— START OF Given data —

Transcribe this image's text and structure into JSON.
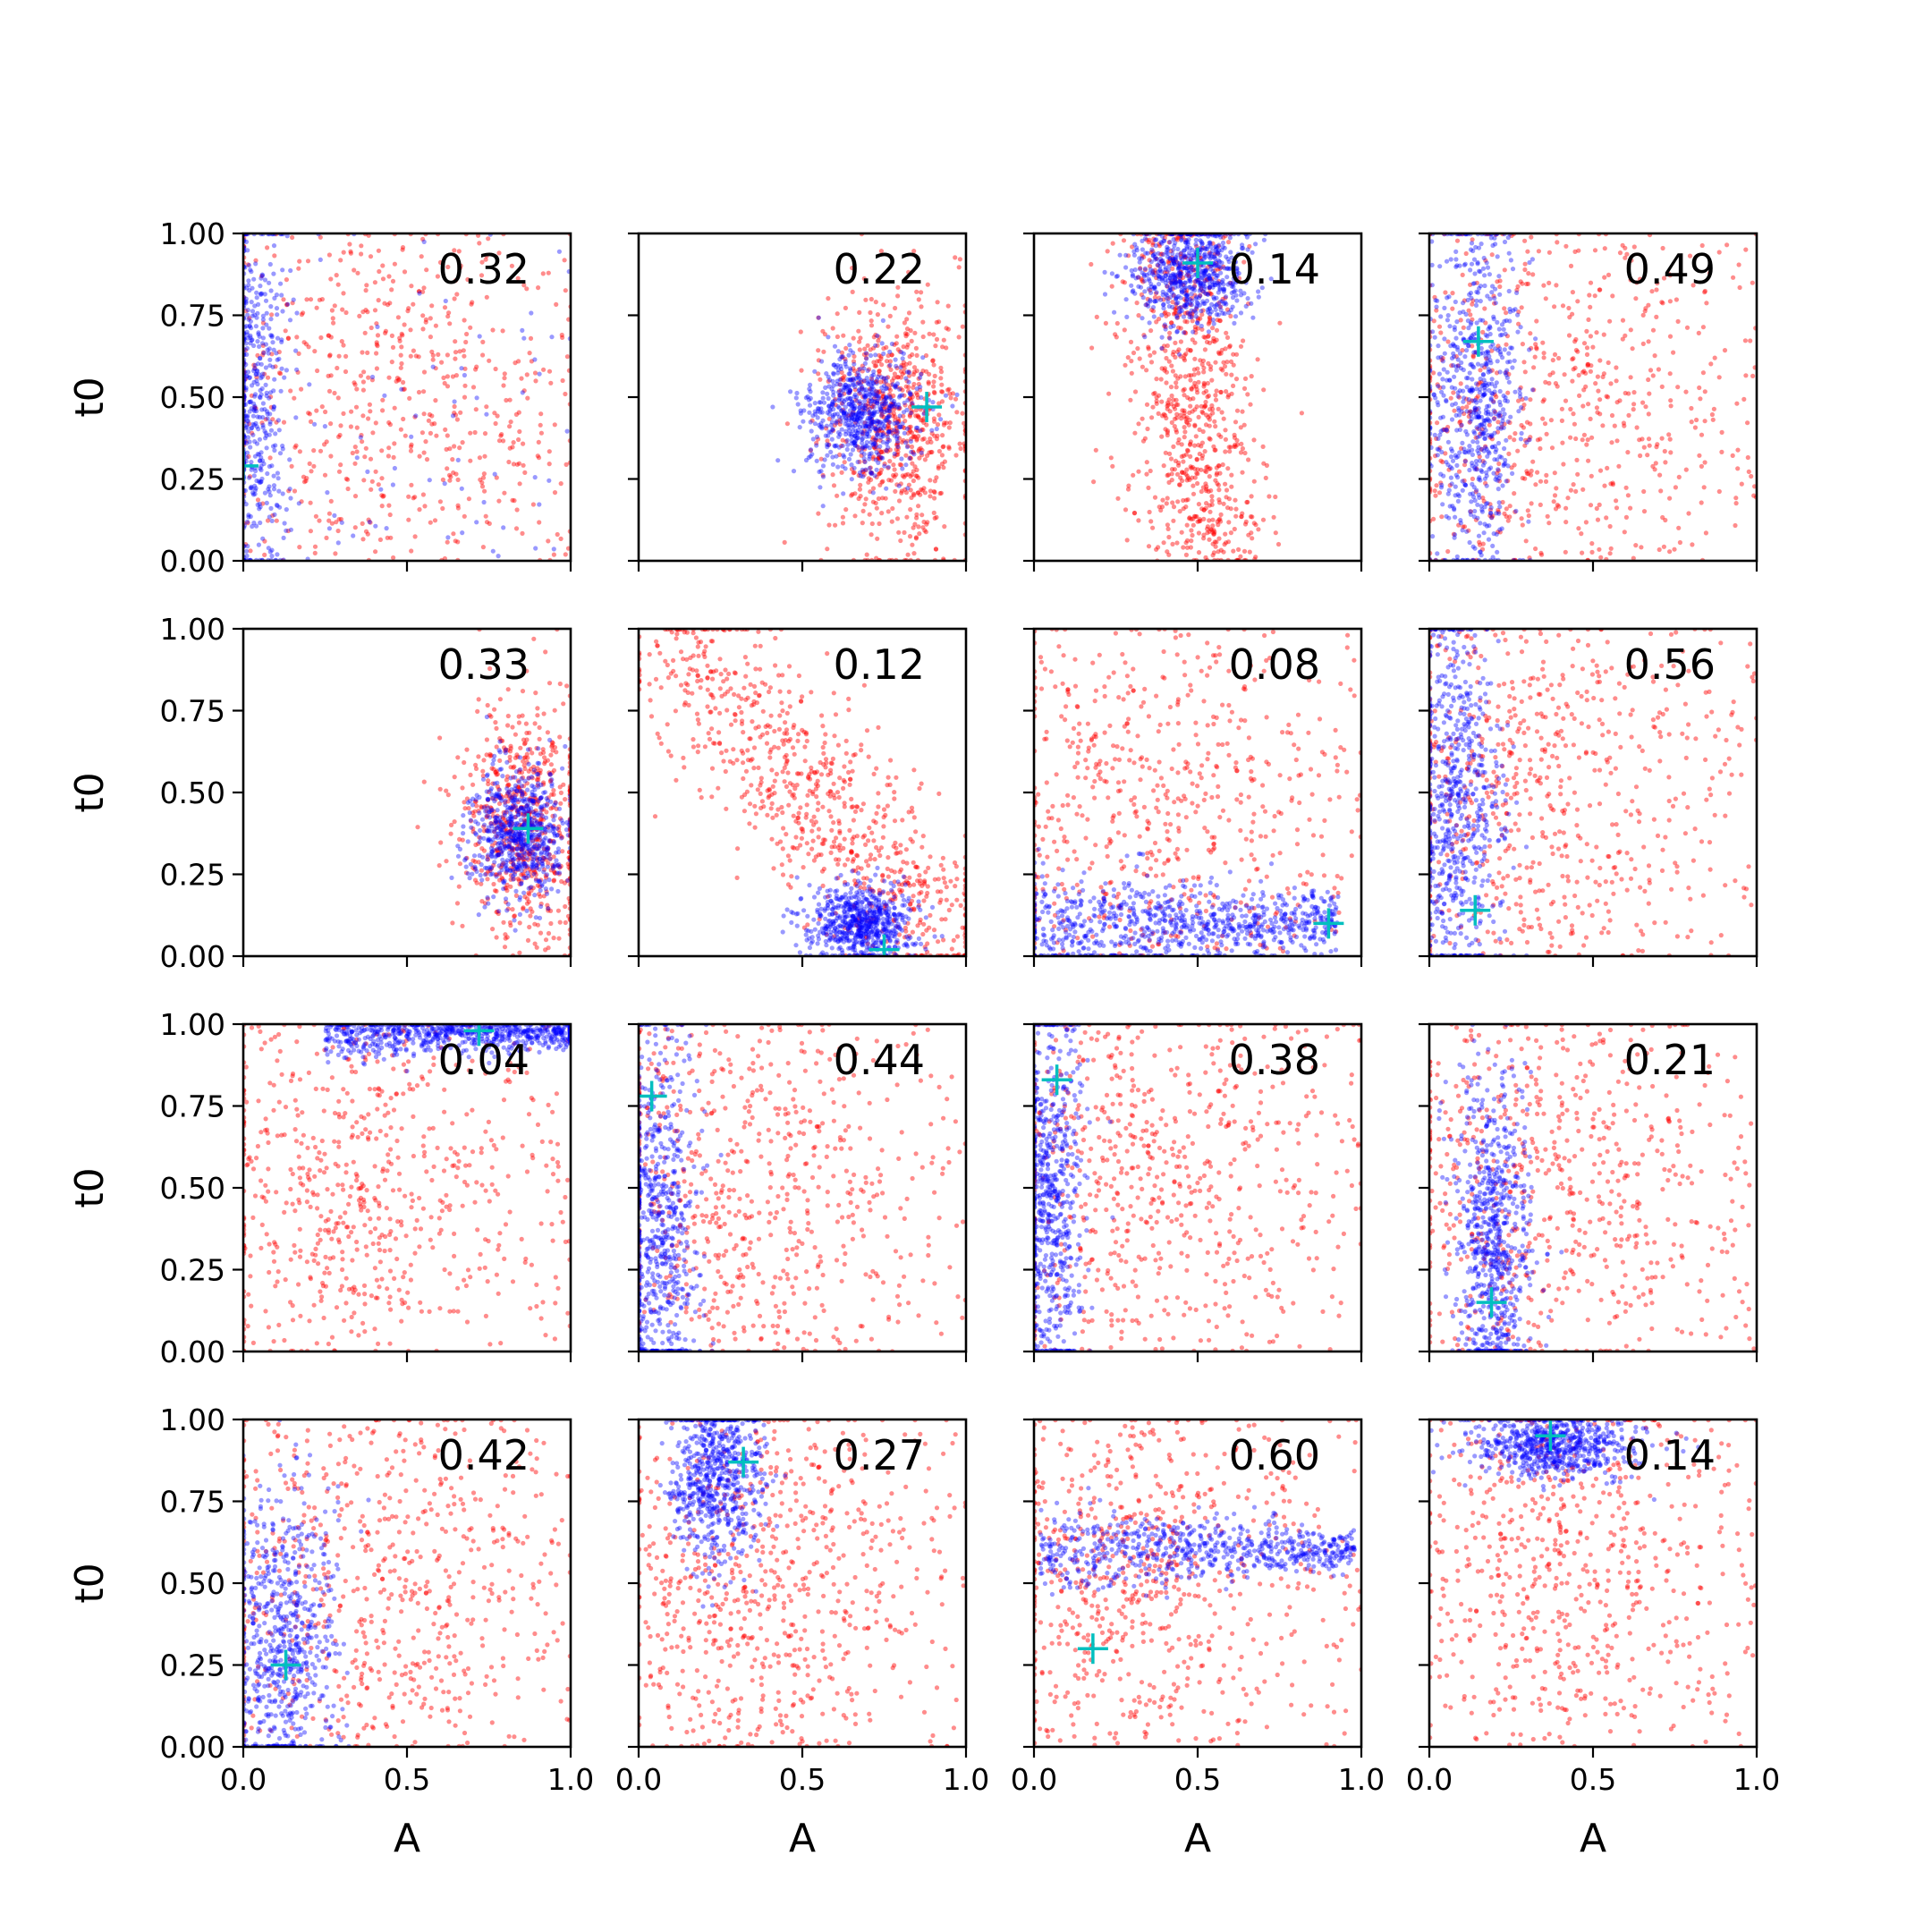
{
  "chart_data": {
    "type": "scatter",
    "layout": "4x4 grid of scatter subplots, shared axes",
    "xlabel": "A",
    "ylabel": "t0",
    "xlim": [
      0,
      1
    ],
    "ylim": [
      0,
      1
    ],
    "x_ticks": [
      "0.0",
      "0.5",
      "1.0"
    ],
    "y_ticks": [
      "0.00",
      "0.25",
      "0.50",
      "0.75",
      "1.00"
    ],
    "grid": false,
    "series_colors": {
      "red": "#ff0000",
      "blue": "#0000ff",
      "marker": "#00bfbf"
    },
    "subplots": [
      {
        "value_label": "0.32",
        "marker": [
          0.0,
          0.29
        ],
        "red": {
          "shape": "diffuse",
          "cx": 0.45,
          "cy": 0.55,
          "sx": 0.28,
          "sy": 0.25,
          "n": 600
        },
        "blue": {
          "shape": "column",
          "cx": 0.04,
          "cy": 0.5,
          "sx": 0.05,
          "sy": 0.3,
          "n": 450,
          "extra_scatter": 80
        }
      },
      {
        "value_label": "0.22",
        "marker": [
          0.88,
          0.47
        ],
        "red": {
          "shape": "blob",
          "cx": 0.78,
          "cy": 0.42,
          "sx": 0.11,
          "sy": 0.2,
          "n": 700
        },
        "blue": {
          "shape": "blob",
          "cx": 0.68,
          "cy": 0.45,
          "sx": 0.09,
          "sy": 0.09,
          "n": 650
        }
      },
      {
        "value_label": "0.14",
        "marker": [
          0.5,
          0.91
        ],
        "red": {
          "shape": "band",
          "cx": 0.48,
          "cy": 0.45,
          "sx": 0.16,
          "sy": 0.27,
          "n": 800
        },
        "blue": {
          "shape": "blob",
          "cx": 0.48,
          "cy": 0.88,
          "sx": 0.09,
          "sy": 0.08,
          "n": 650
        }
      },
      {
        "value_label": "0.49",
        "marker": [
          0.15,
          0.67
        ],
        "red": {
          "shape": "diffuse",
          "cx": 0.32,
          "cy": 0.5,
          "sx": 0.26,
          "sy": 0.27,
          "n": 650
        },
        "blue": {
          "shape": "column",
          "cx": 0.14,
          "cy": 0.5,
          "sx": 0.07,
          "sy": 0.27,
          "n": 650
        }
      },
      {
        "value_label": "0.33",
        "marker": [
          0.87,
          0.39
        ],
        "red": {
          "shape": "blob",
          "cx": 0.86,
          "cy": 0.42,
          "sx": 0.1,
          "sy": 0.18,
          "n": 650
        },
        "blue": {
          "shape": "blob",
          "cx": 0.84,
          "cy": 0.38,
          "sx": 0.07,
          "sy": 0.1,
          "n": 650
        }
      },
      {
        "value_label": "0.12",
        "marker": [
          0.75,
          0.02
        ],
        "red": {
          "shape": "diagonal",
          "cx": 0.55,
          "cy": 0.45,
          "sx": 0.18,
          "sy": 0.25,
          "n": 800
        },
        "blue": {
          "shape": "blob",
          "cx": 0.68,
          "cy": 0.1,
          "sx": 0.08,
          "sy": 0.06,
          "n": 650
        }
      },
      {
        "value_label": "0.08",
        "marker": [
          0.9,
          0.1
        ],
        "red": {
          "shape": "diffuse",
          "cx": 0.35,
          "cy": 0.45,
          "sx": 0.26,
          "sy": 0.25,
          "n": 600
        },
        "blue": {
          "shape": "horizontal",
          "cx": 0.45,
          "cy": 0.1,
          "sx": 0.3,
          "sy": 0.04,
          "n": 800
        }
      },
      {
        "value_label": "0.56",
        "marker": [
          0.14,
          0.14
        ],
        "red": {
          "shape": "diffuse",
          "cx": 0.28,
          "cy": 0.52,
          "sx": 0.24,
          "sy": 0.26,
          "n": 650
        },
        "blue": {
          "shape": "column",
          "cx": 0.08,
          "cy": 0.45,
          "sx": 0.07,
          "sy": 0.3,
          "n": 650
        }
      },
      {
        "value_label": "0.04",
        "marker": [
          0.72,
          0.98
        ],
        "red": {
          "shape": "diffuse",
          "cx": 0.3,
          "cy": 0.5,
          "sx": 0.23,
          "sy": 0.27,
          "n": 650
        },
        "blue": {
          "shape": "top_band",
          "cx": 0.65,
          "cy": 0.97,
          "sx": 0.25,
          "sy": 0.02,
          "n": 700
        }
      },
      {
        "value_label": "0.44",
        "marker": [
          0.04,
          0.78
        ],
        "red": {
          "shape": "diffuse",
          "cx": 0.28,
          "cy": 0.5,
          "sx": 0.26,
          "sy": 0.28,
          "n": 650
        },
        "blue": {
          "shape": "column",
          "cx": 0.06,
          "cy": 0.35,
          "sx": 0.06,
          "sy": 0.3,
          "n": 650
        }
      },
      {
        "value_label": "0.38",
        "marker": [
          0.07,
          0.83
        ],
        "red": {
          "shape": "diffuse",
          "cx": 0.32,
          "cy": 0.55,
          "sx": 0.26,
          "sy": 0.27,
          "n": 650
        },
        "blue": {
          "shape": "column",
          "cx": 0.05,
          "cy": 0.45,
          "sx": 0.05,
          "sy": 0.3,
          "n": 650
        }
      },
      {
        "value_label": "0.21",
        "marker": [
          0.19,
          0.15
        ],
        "red": {
          "shape": "diffuse",
          "cx": 0.35,
          "cy": 0.5,
          "sx": 0.25,
          "sy": 0.28,
          "n": 650
        },
        "blue": {
          "shape": "column",
          "cx": 0.19,
          "cy": 0.35,
          "sx": 0.06,
          "sy": 0.25,
          "n": 700
        }
      },
      {
        "value_label": "0.42",
        "marker": [
          0.13,
          0.25
        ],
        "red": {
          "shape": "diffuse",
          "cx": 0.4,
          "cy": 0.5,
          "sx": 0.27,
          "sy": 0.27,
          "n": 650
        },
        "blue": {
          "shape": "column",
          "cx": 0.12,
          "cy": 0.3,
          "sx": 0.08,
          "sy": 0.25,
          "n": 650
        }
      },
      {
        "value_label": "0.27",
        "marker": [
          0.32,
          0.87
        ],
        "red": {
          "shape": "diffuse",
          "cx": 0.38,
          "cy": 0.5,
          "sx": 0.23,
          "sy": 0.27,
          "n": 700
        },
        "blue": {
          "shape": "blob",
          "cx": 0.24,
          "cy": 0.82,
          "sx": 0.07,
          "sy": 0.13,
          "n": 650
        }
      },
      {
        "value_label": "0.60",
        "marker": [
          0.18,
          0.3
        ],
        "red": {
          "shape": "diffuse",
          "cx": 0.28,
          "cy": 0.55,
          "sx": 0.2,
          "sy": 0.23,
          "n": 700
        },
        "blue": {
          "shape": "horizontal",
          "cx": 0.5,
          "cy": 0.6,
          "sx": 0.3,
          "sy": 0.03,
          "n": 650
        }
      },
      {
        "value_label": "0.14",
        "marker": [
          0.37,
          0.95
        ],
        "red": {
          "shape": "diffuse",
          "cx": 0.38,
          "cy": 0.6,
          "sx": 0.22,
          "sy": 0.27,
          "n": 650
        },
        "blue": {
          "shape": "blob",
          "cx": 0.38,
          "cy": 0.92,
          "sx": 0.12,
          "sy": 0.05,
          "n": 650
        }
      }
    ]
  }
}
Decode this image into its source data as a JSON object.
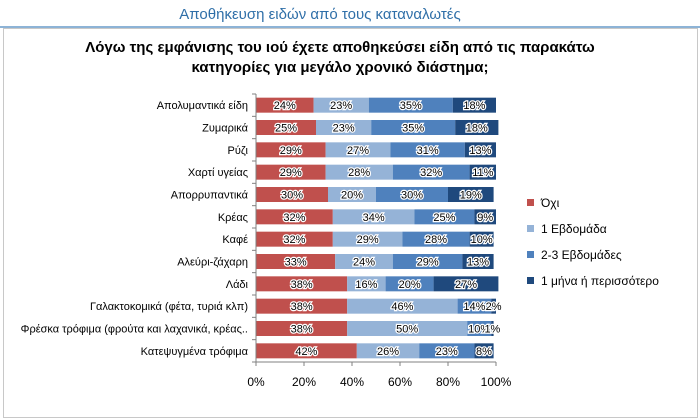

— END OF Given data —

With the pictures omitted, reproduce the records in full and exactly.

Transcribe this image's text and structure into JSON.
{
  "chart_data": {
    "type": "scatter",
    "layout": "4x4 grid of scatter subplots, shared axes",
    "xlabel": "A",
    "ylabel": "t0",
    "xlim": [
      0,
      1
    ],
    "ylim": [
      0,
      1
    ],
    "x_ticks": [
      "0.0",
      "0.5",
      "1.0"
    ],
    "y_ticks": [
      "0.00",
      "0.25",
      "0.50",
      "0.75",
      "1.00"
    ],
    "grid": false,
    "series_colors": {
      "red": "#ff0000",
      "blue": "#0000ff",
      "marker": "#00bfbf"
    },
    "subplots": [
      {
        "value_label": "0.32",
        "marker": [
          0.0,
          0.29
        ],
        "red": {
          "shape": "diffuse",
          "cx": 0.45,
          "cy": 0.55,
          "sx": 0.28,
          "sy": 0.25,
          "n": 600
        },
        "blue": {
          "shape": "column",
          "cx": 0.04,
          "cy": 0.5,
          "sx": 0.05,
          "sy": 0.3,
          "n": 450,
          "extra_scatter": 80
        }
      },
      {
        "value_label": "0.22",
        "marker": [
          0.88,
          0.47
        ],
        "red": {
          "shape": "blob",
          "cx": 0.78,
          "cy": 0.42,
          "sx": 0.11,
          "sy": 0.2,
          "n": 700
        },
        "blue": {
          "shape": "blob",
          "cx": 0.68,
          "cy": 0.45,
          "sx": 0.09,
          "sy": 0.09,
          "n": 650
        }
      },
      {
        "value_label": "0.14",
        "marker": [
          0.5,
          0.91
        ],
        "red": {
          "shape": "band",
          "cx": 0.48,
          "cy": 0.45,
          "sx": 0.16,
          "sy": 0.27,
          "n": 800
        },
        "blue": {
          "shape": "blob",
          "cx": 0.48,
          "cy": 0.88,
          "sx": 0.09,
          "sy": 0.08,
          "n": 650
        }
      },
      {
        "value_label": "0.49",
        "marker": [
          0.15,
          0.67
        ],
        "red": {
          "shape": "diffuse",
          "cx": 0.32,
          "cy": 0.5,
          "sx": 0.26,
          "sy": 0.27,
          "n": 650
        },
        "blue": {
          "shape": "column",
          "cx": 0.14,
          "cy": 0.5,
          "sx": 0.07,
          "sy": 0.27,
          "n": 650
        }
      },
      {
        "value_label": "0.33",
        "marker": [
          0.87,
          0.39
        ],
        "red": {
          "shape": "blob",
          "cx": 0.86,
          "cy": 0.42,
          "sx": 0.1,
          "sy": 0.18,
          "n": 650
        },
        "blue": {
          "shape": "blob",
          "cx": 0.84,
          "cy": 0.38,
          "sx": 0.07,
          "sy": 0.1,
          "n": 650
        }
      },
      {
        "value_label": "0.12",
        "marker": [
          0.75,
          0.02
        ],
        "red": {
          "shape": "diagonal",
          "cx": 0.55,
          "cy": 0.45,
          "sx": 0.18,
          "sy": 0.25,
          "n": 800
        },
        "blue": {
          "shape": "blob",
          "cx": 0.68,
          "cy": 0.1,
          "sx": 0.08,
          "sy": 0.06,
          "n": 650
        }
      },
      {
        "value_label": "0.08",
        "marker": [
          0.9,
          0.1
        ],
        "red": {
          "shape": "diffuse",
          "cx": 0.35,
          "cy": 0.45,
          "sx": 0.26,
          "sy": 0.25,
          "n": 600
        },
        "blue": {
          "shape": "horizontal",
          "cx": 0.45,
          "cy": 0.1,
          "sx": 0.3,
          "sy": 0.04,
          "n": 800
        }
      },
      {
        "value_label": "0.56",
        "marker": [
          0.14,
          0.14
        ],
        "red": {
          "shape": "diffuse",
          "cx": 0.28,
          "cy": 0.52,
          "sx": 0.24,
          "sy": 0.26,
          "n": 650
        },
        "blue": {
          "shape": "column",
          "cx": 0.08,
          "cy": 0.45,
          "sx": 0.07,
          "sy": 0.3,
          "n": 650
        }
      },
      {
        "value_label": "0.04",
        "marker": [
          0.72,
          0.98
        ],
        "red": {
          "shape": "diffuse",
          "cx": 0.3,
          "cy": 0.5,
          "sx": 0.23,
          "sy": 0.27,
          "n": 650
        },
        "blue": {
          "shape": "top_band",
          "cx": 0.65,
          "cy": 0.97,
          "sx": 0.25,
          "sy": 0.02,
          "n": 700
        }
      },
      {
        "value_label": "0.44",
        "marker": [
          0.04,
          0.78
        ],
        "red": {
          "shape": "diffuse",
          "cx": 0.28,
          "cy": 0.5,
          "sx": 0.26,
          "sy": 0.28,
          "n": 650
        },
        "blue": {
          "shape": "column",
          "cx": 0.06,
          "cy": 0.35,
          "sx": 0.06,
          "sy": 0.3,
          "n": 650
        }
      },
      {
        "value_label": "0.38",
        "marker": [
          0.07,
          0.83
        ],
        "red": {
          "shape": "diffuse",
          "cx": 0.32,
          "cy": 0.55,
          "sx": 0.26,
          "sy": 0.27,
          "n": 650
        },
        "blue": {
          "shape": "column",
          "cx": 0.05,
          "cy": 0.45,
          "sx": 0.05,
          "sy": 0.3,
          "n": 650
        }
      },
      {
        "value_label": "0.21",
        "marker": [
          0.19,
          0.15
        ],
        "red": {
          "shape": "diffuse",
          "cx": 0.35,
          "cy": 0.5,
          "sx": 0.25,
          "sy": 0.28,
          "n": 650
        },
        "blue": {
          "shape": "column",
          "cx": 0.19,
          "cy": 0.35,
          "sx": 0.06,
          "sy": 0.25,
          "n": 700
        }
      },
      {
        "value_label": "0.42",
        "marker": [
          0.13,
          0.25
        ],
        "red": {
          "shape": "diffuse",
          "cx": 0.4,
          "cy": 0.5,
          "sx": 0.27,
          "sy": 0.27,
          "n": 650
        },
        "blue": {
          "shape": "column",
          "cx": 0.12,
          "cy": 0.3,
          "sx": 0.08,
          "sy": 0.25,
          "n": 650
        }
      },
      {
        "value_label": "0.27",
        "marker": [
          0.32,
          0.87
        ],
        "red": {
          "shape": "diffuse",
          "cx": 0.38,
          "cy": 0.5,
          "sx": 0.23,
          "sy": 0.27,
          "n": 700
        },
        "blue": {
          "shape": "blob",
          "cx": 0.24,
          "cy": 0.82,
          "sx": 0.07,
          "sy": 0.13,
          "n": 650
        }
      },
      {
        "value_label": "0.60",
        "marker": [
          0.18,
          0.3
        ],
        "red": {
          "shape": "diffuse",
          "cx": 0.28,
          "cy": 0.55,
          "sx": 0.2,
          "sy": 0.23,
          "n": 700
        },
        "blue": {
          "shape": "horizontal",
          "cx": 0.5,
          "cy": 0.6,
          "sx": 0.3,
          "sy": 0.03,
          "n": 650
        }
      },
      {
        "value_label": "0.14",
        "marker": [
          0.37,
          0.95
        ],
        "red": {
          "shape": "diffuse",
          "cx": 0.38,
          "cy": 0.6,
          "sx": 0.22,
          "sy": 0.27,
          "n": 650
        },
        "blue": {
          "shape": "blob",
          "cx": 0.38,
          "cy": 0.92,
          "sx": 0.12,
          "sy": 0.05,
          "n": 650
        }
      }
    ]
  }
}
Decode this image into its source data as a JSON object.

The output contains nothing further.